**WRITTEN INSTRUCTION:** Repeat the material exactly, every line of it.

--- begin SUPPLIED RECORDS ---

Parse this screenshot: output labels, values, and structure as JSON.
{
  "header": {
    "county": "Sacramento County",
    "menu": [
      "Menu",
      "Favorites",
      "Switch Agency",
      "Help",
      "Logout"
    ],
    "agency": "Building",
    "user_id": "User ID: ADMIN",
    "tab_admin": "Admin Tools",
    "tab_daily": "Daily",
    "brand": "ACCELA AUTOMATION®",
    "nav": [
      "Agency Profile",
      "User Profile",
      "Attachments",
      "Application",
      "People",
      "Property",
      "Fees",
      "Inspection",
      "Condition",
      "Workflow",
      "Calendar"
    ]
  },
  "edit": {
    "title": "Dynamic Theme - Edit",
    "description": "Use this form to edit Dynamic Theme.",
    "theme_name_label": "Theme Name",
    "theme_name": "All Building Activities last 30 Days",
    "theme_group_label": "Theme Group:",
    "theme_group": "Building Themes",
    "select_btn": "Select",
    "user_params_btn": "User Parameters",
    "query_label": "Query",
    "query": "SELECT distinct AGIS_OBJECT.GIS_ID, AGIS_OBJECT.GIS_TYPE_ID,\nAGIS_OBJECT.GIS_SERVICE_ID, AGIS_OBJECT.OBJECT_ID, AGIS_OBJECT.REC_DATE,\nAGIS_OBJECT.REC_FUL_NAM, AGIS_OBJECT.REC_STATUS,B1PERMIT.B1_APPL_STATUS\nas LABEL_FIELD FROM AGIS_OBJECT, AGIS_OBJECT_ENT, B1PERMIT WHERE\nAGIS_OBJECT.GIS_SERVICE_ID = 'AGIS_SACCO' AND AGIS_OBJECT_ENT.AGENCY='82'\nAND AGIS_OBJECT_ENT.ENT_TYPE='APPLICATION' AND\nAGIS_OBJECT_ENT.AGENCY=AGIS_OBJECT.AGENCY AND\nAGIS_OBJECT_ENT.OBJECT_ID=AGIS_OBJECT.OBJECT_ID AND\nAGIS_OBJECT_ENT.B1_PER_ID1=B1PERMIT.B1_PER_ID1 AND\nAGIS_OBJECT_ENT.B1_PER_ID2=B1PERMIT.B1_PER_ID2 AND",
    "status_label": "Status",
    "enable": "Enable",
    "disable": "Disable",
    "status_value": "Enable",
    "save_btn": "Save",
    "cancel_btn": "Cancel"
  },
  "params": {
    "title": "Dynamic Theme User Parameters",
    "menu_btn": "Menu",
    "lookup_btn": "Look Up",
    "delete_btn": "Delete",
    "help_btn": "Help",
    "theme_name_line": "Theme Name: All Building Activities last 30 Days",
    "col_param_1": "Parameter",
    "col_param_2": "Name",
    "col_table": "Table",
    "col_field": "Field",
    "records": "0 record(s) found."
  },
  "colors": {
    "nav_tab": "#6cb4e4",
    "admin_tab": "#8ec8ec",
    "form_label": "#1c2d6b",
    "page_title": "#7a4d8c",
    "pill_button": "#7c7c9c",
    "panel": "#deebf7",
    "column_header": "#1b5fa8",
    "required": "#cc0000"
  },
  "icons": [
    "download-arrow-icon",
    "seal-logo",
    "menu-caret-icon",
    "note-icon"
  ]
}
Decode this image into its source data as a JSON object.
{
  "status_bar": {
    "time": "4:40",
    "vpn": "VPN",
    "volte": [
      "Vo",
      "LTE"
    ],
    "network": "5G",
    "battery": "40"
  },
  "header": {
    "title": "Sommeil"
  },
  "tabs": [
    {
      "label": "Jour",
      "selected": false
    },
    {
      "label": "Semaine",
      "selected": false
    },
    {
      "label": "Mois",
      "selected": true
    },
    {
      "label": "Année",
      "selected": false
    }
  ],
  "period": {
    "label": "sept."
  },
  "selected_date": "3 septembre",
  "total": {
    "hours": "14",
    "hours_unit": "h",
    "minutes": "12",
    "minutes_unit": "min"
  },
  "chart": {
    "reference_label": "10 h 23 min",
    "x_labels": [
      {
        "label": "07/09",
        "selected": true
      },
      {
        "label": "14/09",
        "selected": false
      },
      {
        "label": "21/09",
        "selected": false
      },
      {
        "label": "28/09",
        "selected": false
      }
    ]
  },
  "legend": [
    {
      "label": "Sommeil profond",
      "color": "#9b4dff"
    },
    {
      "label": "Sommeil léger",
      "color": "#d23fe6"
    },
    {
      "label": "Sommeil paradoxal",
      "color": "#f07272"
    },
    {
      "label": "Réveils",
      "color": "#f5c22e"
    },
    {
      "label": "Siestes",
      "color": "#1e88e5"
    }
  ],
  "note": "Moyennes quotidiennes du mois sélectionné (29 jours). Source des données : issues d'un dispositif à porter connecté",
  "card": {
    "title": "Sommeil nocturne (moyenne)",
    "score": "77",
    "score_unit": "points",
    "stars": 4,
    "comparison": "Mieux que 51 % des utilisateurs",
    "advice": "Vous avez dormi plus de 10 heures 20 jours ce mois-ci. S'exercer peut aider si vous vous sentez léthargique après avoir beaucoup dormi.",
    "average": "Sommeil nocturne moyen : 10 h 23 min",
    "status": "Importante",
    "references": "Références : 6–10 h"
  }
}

--- end SUPPLIED RECORDS ---

**RESULT OF THE EXERCISE:**
Parse this screenshot: output labels, values, and structure as JSON.
{
  "header": {
    "county": "Sacramento County",
    "menu": [
      "Menu",
      "Favorites",
      "Switch Agency",
      "Help",
      "Logout"
    ],
    "agency": "Building",
    "user_id": "User ID: ADMIN",
    "tab_admin": "Admin Tools",
    "tab_daily": "Daily",
    "brand": "ACCELA AUTOMATION®",
    "nav": [
      "Agency Profile",
      "User Profile",
      "Attachments",
      "Application",
      "People",
      "Property",
      "Fees",
      "Inspection",
      "Condition",
      "Workflow",
      "Calendar"
    ]
  },
  "edit": {
    "title": "Dynamic Theme - Edit",
    "description": "Use this form to edit Dynamic Theme.",
    "theme_name_label": "Theme Name",
    "theme_name": "All Building Activities last 30 Days",
    "theme_group_label": "Theme Group:",
    "theme_group": "Building Themes",
    "select_btn": "Select",
    "user_params_btn": "User Parameters",
    "query_label": "Query",
    "query": "SELECT distinct AGIS_OBJECT.GIS_ID, AGIS_OBJECT.GIS_TYPE_ID,\nAGIS_OBJECT.GIS_SERVICE_ID, AGIS_OBJECT.OBJECT_ID, AGIS_OBJECT.REC_DATE,\nAGIS_OBJECT.REC_FUL_NAM, AGIS_OBJECT.REC_STATUS,B1PERMIT.B1_APPL_STATUS\nas LABEL_FIELD FROM AGIS_OBJECT, AGIS_OBJECT_ENT, B1PERMIT WHERE\nAGIS_OBJECT.GIS_SERVICE_ID = 'AGIS_SACCO' AND AGIS_OBJECT_ENT.AGENCY='82'\nAND AGIS_OBJECT_ENT.ENT_TYPE='APPLICATION' AND\nAGIS_OBJECT_ENT.AGENCY=AGIS_OBJECT.AGENCY AND\nAGIS_OBJECT_ENT.OBJECT_ID=AGIS_OBJECT.OBJECT_ID AND\nAGIS_OBJECT_ENT.B1_PER_ID1=B1PERMIT.B1_PER_ID1 AND\nAGIS_OBJECT_ENT.B1_PER_ID2=B1PERMIT.B1_PER_ID2 AND",
    "status_label": "Status",
    "enable": "Enable",
    "disable": "Disable",
    "status_value": "Enable",
    "save_btn": "Save",
    "cancel_btn": "Cancel"
  },
  "params": {
    "title": "Dynamic Theme User Parameters",
    "menu_btn": "Menu",
    "lookup_btn": "Look Up",
    "delete_btn": "Delete",
    "help_btn": "Help",
    "theme_name_line": "Theme Name: All Building Activities last 30 Days",
    "col_param_1": "Parameter",
    "col_param_2": "Name",
    "col_table": "Table",
    "col_field": "Field",
    "records": "0 record(s) found."
  },
  "colors": {
    "nav_tab": "#6cb4e4",
    "admin_tab": "#8ec8ec",
    "form_label": "#1c2d6b",
    "page_title": "#7a4d8c",
    "pill_button": "#7c7c9c",
    "panel": "#deebf7",
    "column_header": "#1b5fa8",
    "required": "#cc0000"
  },
  "icons": [
    "download-arrow-icon",
    "seal-logo",
    "menu-caret-icon",
    "note-icon"
  ]
}
Decode this image into its source data as a JSON object.
{
  "status_bar": {
    "time": "4:40",
    "vpn": "VPN",
    "volte": [
      "Vo",
      "LTE"
    ],
    "network": "5G",
    "battery": "40"
  },
  "header": {
    "title": "Sommeil"
  },
  "tabs": [
    {
      "label": "Jour",
      "selected": false
    },
    {
      "label": "Semaine",
      "selected": false
    },
    {
      "label": "Mois",
      "selected": true
    },
    {
      "label": "Année",
      "selected": false
    }
  ],
  "period": {
    "label": "sept."
  },
  "selected_date": "3 septembre",
  "total": {
    "hours": "14",
    "hours_unit": "h",
    "minutes": "12",
    "minutes_unit": "min"
  },
  "chart": {
    "reference_label": "10 h 23 min",
    "x_labels": [
      {
        "label": "07/09",
        "selected": true
      },
      {
        "label": "14/09",
        "selected": false
      },
      {
        "label": "21/09",
        "selected": false
      },
      {
        "label": "28/09",
        "selected": false
      }
    ]
  },
  "legend": [
    {
      "label": "Sommeil profond",
      "color": "#9b4dff"
    },
    {
      "label": "Sommeil léger",
      "color": "#d23fe6"
    },
    {
      "label": "Sommeil paradoxal",
      "color": "#f07272"
    },
    {
      "label": "Réveils",
      "color": "#f5c22e"
    },
    {
      "label": "Siestes",
      "color": "#1e88e5"
    }
  ],
  "note": "Moyennes quotidiennes du mois sélectionné (29 jours). Source des données : issues d'un dispositif à porter connecté",
  "card": {
    "title": "Sommeil nocturne (moyenne)",
    "score": "77",
    "score_unit": "points",
    "stars": 4,
    "comparison": "Mieux que 51 % des utilisateurs",
    "advice": "Vous avez dormi plus de 10 heures 20 jours ce mois-ci. S'exercer peut aider si vous vous sentez léthargique après avoir beaucoup dormi.",
    "average": "Sommeil nocturne moyen : 10 h 23 min",
    "status": "Importante",
    "references": "Références : 6–10 h"
  }
}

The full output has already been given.